-- Start --
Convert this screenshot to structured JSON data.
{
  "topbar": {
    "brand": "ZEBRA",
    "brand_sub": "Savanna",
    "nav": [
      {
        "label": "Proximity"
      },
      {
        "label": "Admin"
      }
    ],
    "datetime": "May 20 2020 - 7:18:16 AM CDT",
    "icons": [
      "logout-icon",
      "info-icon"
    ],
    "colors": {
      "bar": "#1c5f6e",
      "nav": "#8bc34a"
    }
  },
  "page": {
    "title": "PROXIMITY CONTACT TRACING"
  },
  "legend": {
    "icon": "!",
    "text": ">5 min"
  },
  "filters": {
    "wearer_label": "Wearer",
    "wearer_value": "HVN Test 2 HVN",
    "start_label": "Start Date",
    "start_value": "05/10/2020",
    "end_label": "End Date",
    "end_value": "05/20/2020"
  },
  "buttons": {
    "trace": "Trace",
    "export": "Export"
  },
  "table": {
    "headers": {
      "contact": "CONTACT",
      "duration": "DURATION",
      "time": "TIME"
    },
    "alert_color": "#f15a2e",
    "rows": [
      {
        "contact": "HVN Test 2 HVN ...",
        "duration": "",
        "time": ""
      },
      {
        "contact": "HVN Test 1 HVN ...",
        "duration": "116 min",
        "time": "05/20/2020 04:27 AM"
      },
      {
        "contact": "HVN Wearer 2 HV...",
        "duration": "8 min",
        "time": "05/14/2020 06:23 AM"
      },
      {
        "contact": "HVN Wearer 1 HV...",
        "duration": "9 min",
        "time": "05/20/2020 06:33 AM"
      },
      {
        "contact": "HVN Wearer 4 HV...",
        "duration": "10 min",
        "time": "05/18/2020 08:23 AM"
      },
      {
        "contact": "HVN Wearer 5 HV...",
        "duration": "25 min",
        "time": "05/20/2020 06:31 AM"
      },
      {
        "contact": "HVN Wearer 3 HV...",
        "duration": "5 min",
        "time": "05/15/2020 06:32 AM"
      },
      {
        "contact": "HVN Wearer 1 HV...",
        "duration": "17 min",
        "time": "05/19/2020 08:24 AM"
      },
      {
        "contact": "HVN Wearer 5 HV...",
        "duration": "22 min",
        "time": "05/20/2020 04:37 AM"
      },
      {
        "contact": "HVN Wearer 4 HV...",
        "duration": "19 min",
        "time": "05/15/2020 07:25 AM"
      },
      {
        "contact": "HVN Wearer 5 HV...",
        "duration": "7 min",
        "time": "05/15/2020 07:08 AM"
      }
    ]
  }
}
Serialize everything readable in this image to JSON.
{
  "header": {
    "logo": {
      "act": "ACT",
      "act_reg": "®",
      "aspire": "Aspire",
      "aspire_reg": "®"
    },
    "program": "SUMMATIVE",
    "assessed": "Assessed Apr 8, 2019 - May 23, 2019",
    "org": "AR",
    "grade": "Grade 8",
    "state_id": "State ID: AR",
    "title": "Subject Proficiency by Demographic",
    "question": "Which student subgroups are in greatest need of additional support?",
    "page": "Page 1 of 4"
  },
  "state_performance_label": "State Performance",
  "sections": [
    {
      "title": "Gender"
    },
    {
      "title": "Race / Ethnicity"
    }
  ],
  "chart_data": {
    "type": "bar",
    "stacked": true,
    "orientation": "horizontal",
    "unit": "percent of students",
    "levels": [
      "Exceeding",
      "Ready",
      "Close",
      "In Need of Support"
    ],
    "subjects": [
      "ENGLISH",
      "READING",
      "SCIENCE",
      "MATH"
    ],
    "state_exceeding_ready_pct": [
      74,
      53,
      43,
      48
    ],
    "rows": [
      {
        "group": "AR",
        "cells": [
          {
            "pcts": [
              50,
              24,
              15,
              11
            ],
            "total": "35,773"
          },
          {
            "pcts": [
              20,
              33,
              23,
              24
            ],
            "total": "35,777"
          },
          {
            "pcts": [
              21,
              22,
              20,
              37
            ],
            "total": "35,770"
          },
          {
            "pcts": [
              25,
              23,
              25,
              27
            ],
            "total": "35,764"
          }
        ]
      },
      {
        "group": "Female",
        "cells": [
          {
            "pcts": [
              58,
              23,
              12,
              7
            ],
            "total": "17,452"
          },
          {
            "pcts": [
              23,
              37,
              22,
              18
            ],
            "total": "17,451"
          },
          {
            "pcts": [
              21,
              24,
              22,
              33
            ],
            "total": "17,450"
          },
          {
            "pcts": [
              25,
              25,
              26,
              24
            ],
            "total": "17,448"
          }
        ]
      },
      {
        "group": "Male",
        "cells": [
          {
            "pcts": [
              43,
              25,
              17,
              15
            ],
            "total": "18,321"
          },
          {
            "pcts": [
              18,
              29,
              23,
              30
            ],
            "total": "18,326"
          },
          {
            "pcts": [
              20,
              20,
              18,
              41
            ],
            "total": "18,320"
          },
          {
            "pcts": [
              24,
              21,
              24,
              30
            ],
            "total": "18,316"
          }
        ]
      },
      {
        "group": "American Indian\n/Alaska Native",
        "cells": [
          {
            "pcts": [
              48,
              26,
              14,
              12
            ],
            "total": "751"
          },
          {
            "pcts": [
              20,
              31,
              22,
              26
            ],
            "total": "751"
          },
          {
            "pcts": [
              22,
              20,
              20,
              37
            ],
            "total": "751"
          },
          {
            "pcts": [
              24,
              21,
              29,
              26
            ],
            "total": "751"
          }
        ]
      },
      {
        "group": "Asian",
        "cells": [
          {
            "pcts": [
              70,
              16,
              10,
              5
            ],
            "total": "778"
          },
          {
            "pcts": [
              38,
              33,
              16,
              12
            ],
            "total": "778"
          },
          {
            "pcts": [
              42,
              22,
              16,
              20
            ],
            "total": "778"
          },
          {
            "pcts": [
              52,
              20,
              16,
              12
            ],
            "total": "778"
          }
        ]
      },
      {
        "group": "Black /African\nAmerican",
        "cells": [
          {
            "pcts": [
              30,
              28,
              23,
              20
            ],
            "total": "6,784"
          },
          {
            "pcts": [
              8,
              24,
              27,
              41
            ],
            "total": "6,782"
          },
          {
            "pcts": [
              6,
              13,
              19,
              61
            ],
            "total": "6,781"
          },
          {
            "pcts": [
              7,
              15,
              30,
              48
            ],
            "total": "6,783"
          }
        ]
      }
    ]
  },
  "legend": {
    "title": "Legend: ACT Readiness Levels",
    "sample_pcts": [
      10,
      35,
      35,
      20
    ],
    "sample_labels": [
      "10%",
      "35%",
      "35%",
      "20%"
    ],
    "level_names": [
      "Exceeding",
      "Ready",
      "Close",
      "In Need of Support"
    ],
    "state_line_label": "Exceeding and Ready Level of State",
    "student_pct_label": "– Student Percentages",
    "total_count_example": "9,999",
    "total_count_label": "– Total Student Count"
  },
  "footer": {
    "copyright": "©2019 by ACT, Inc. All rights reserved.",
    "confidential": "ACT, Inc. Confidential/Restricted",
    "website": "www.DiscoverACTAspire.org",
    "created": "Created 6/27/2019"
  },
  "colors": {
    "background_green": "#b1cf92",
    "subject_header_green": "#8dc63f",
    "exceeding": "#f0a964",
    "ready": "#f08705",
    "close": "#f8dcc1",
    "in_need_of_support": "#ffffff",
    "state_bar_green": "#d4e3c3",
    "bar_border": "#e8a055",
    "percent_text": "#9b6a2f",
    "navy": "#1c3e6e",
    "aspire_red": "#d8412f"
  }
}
-- End --
Copy out all lines from the material above that contain the string "JSON".

Convert this screenshot to structured JSON data.
Serialize everything readable in this image to JSON.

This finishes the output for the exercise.